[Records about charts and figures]
▶

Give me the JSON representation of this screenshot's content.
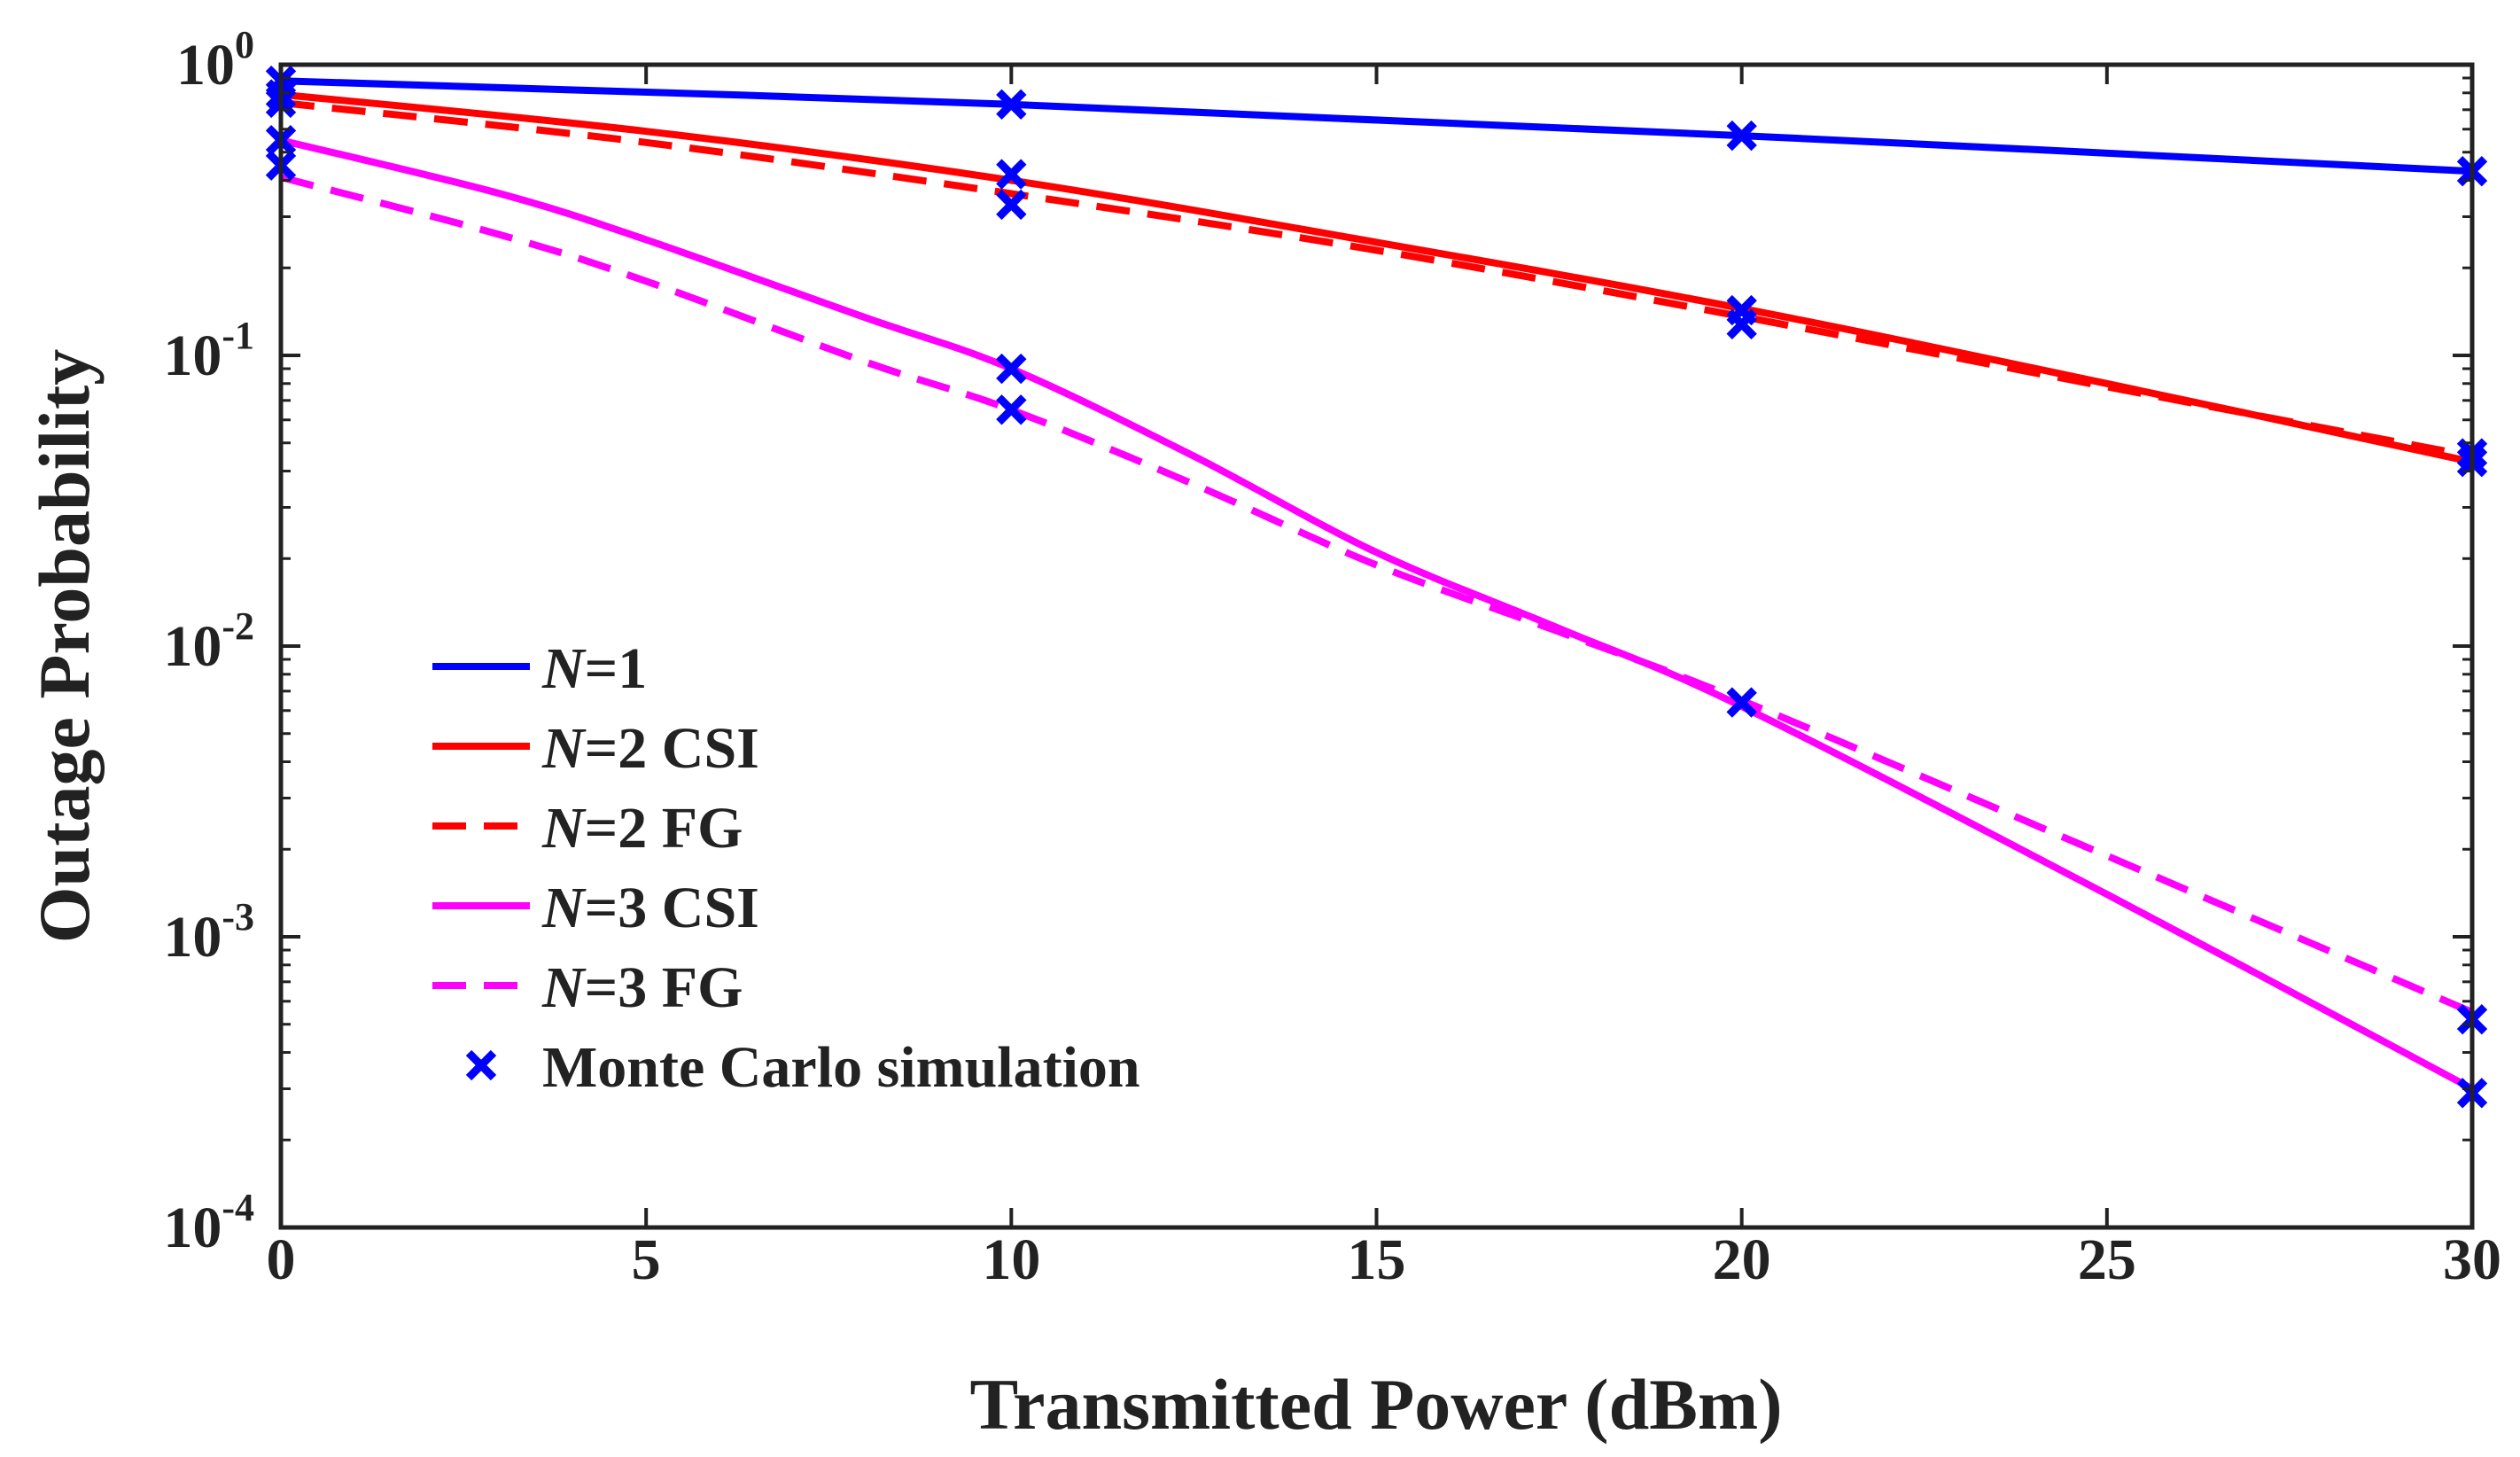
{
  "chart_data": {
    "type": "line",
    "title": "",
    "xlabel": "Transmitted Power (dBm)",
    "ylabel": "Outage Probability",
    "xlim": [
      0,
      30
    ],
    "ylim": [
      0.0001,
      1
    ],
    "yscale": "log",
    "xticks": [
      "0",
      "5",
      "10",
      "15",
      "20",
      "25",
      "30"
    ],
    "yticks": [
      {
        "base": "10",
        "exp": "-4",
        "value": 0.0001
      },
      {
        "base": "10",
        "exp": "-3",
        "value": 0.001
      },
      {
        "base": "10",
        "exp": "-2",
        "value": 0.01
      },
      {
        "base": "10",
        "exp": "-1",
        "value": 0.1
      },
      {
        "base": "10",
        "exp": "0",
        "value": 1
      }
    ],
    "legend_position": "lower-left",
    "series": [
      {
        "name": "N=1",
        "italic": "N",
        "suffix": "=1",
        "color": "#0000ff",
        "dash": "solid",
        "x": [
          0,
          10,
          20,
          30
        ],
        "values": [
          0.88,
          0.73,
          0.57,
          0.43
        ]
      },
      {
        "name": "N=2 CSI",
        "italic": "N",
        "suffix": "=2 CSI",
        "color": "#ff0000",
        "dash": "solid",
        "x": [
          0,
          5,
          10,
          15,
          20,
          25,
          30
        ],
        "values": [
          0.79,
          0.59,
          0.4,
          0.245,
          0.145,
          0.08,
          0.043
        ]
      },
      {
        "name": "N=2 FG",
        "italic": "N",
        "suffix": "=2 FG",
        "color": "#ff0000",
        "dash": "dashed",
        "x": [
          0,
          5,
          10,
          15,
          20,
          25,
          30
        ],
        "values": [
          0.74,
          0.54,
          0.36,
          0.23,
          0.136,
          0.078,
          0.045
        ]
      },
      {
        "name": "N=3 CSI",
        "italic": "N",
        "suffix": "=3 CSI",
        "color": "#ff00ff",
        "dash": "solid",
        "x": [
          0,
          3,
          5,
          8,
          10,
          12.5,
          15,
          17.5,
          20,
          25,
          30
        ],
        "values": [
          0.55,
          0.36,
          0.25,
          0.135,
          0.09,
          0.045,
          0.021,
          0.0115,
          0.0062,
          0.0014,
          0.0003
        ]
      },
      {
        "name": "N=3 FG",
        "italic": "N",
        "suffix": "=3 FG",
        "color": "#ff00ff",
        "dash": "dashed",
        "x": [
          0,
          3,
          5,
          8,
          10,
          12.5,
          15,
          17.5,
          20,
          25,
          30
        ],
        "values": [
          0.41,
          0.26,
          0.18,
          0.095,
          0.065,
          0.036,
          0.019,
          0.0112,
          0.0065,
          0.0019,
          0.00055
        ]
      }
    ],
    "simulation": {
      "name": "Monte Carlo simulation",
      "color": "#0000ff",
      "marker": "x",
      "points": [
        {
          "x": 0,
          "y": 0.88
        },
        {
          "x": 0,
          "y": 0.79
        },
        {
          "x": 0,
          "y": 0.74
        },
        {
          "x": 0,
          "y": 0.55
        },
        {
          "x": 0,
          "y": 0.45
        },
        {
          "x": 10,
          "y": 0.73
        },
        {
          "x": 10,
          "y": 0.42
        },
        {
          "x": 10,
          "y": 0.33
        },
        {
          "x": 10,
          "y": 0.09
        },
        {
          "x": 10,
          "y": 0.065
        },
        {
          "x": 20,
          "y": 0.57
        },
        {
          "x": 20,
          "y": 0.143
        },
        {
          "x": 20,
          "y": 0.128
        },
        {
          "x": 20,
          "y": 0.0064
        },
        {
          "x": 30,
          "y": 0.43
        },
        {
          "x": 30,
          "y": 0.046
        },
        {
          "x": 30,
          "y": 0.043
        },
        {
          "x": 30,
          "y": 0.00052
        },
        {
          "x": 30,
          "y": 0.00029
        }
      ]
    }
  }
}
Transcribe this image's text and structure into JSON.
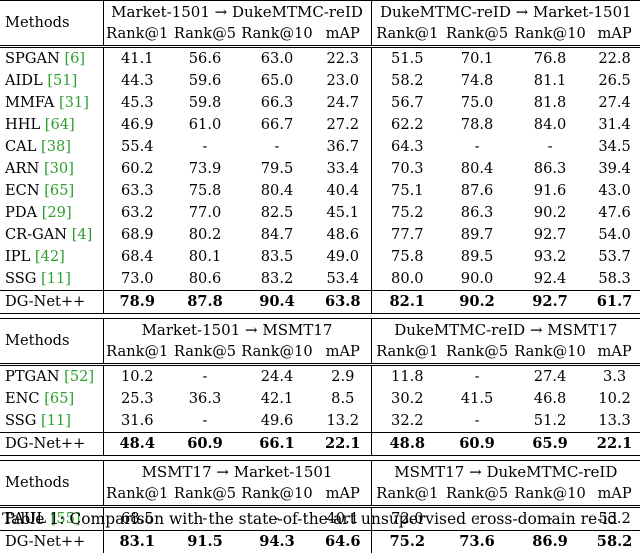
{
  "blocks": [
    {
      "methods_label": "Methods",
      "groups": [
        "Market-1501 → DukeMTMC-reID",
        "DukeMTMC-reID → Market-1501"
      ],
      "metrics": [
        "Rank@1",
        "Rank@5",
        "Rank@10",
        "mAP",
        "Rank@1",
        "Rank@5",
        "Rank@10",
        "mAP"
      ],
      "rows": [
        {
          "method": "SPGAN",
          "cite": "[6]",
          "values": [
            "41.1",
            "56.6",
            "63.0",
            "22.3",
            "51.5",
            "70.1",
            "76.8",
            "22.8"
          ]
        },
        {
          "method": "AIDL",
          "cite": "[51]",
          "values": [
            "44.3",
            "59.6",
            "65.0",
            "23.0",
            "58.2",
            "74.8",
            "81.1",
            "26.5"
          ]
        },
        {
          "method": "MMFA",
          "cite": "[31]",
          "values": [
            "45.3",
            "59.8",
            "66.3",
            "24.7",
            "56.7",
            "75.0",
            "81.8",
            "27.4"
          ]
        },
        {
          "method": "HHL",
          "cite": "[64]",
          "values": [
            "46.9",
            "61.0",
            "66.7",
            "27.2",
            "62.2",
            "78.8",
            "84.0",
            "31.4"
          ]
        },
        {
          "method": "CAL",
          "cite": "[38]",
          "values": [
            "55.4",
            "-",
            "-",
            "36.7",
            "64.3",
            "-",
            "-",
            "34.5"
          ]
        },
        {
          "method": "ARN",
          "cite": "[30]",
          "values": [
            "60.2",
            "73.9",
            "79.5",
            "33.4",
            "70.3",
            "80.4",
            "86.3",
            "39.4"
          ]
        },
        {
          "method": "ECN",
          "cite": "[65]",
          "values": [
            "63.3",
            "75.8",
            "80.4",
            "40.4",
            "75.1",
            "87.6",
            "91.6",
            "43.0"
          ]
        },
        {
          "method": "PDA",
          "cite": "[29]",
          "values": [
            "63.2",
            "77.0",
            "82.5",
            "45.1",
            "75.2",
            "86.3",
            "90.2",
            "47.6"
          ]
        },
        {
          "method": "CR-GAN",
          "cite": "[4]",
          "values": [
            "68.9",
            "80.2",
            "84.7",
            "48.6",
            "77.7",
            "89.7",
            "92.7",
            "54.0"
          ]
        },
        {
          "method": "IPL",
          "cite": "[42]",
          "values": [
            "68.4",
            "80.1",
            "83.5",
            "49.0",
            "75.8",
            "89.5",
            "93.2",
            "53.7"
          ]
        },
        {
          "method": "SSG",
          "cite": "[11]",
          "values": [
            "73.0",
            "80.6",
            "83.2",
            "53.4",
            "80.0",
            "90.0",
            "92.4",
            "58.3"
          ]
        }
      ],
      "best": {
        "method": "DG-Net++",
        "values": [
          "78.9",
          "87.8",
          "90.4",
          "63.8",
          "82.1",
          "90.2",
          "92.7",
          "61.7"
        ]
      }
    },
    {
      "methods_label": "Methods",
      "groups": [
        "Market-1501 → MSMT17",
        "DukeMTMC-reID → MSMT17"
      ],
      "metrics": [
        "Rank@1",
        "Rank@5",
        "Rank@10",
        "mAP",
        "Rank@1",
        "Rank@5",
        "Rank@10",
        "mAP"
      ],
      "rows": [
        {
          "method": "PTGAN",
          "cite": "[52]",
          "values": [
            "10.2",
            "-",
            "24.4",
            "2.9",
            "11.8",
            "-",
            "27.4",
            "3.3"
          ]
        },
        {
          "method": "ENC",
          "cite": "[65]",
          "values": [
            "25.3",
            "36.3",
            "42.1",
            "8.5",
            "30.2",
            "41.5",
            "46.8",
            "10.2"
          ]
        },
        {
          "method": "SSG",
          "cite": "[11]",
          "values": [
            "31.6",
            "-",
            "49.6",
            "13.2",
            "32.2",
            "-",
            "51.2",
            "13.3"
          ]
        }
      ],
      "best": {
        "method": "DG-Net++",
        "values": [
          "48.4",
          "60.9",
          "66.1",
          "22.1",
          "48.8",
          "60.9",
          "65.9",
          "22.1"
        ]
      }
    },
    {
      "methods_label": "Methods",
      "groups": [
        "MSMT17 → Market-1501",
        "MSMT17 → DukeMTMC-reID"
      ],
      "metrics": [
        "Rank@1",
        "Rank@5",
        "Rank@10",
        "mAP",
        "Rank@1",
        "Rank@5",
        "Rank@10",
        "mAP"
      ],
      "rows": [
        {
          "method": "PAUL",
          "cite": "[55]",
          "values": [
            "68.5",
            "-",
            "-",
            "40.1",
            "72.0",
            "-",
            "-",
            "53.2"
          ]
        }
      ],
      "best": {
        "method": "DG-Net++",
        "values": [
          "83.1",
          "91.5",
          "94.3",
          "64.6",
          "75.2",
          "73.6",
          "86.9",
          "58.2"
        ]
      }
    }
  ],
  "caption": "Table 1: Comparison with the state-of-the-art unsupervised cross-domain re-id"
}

◀

**WHAT YOU HAVE TO DO**
Give only the count of lines in which the string "this" appears.

**OUTPUT OF THE EXERCISE**
2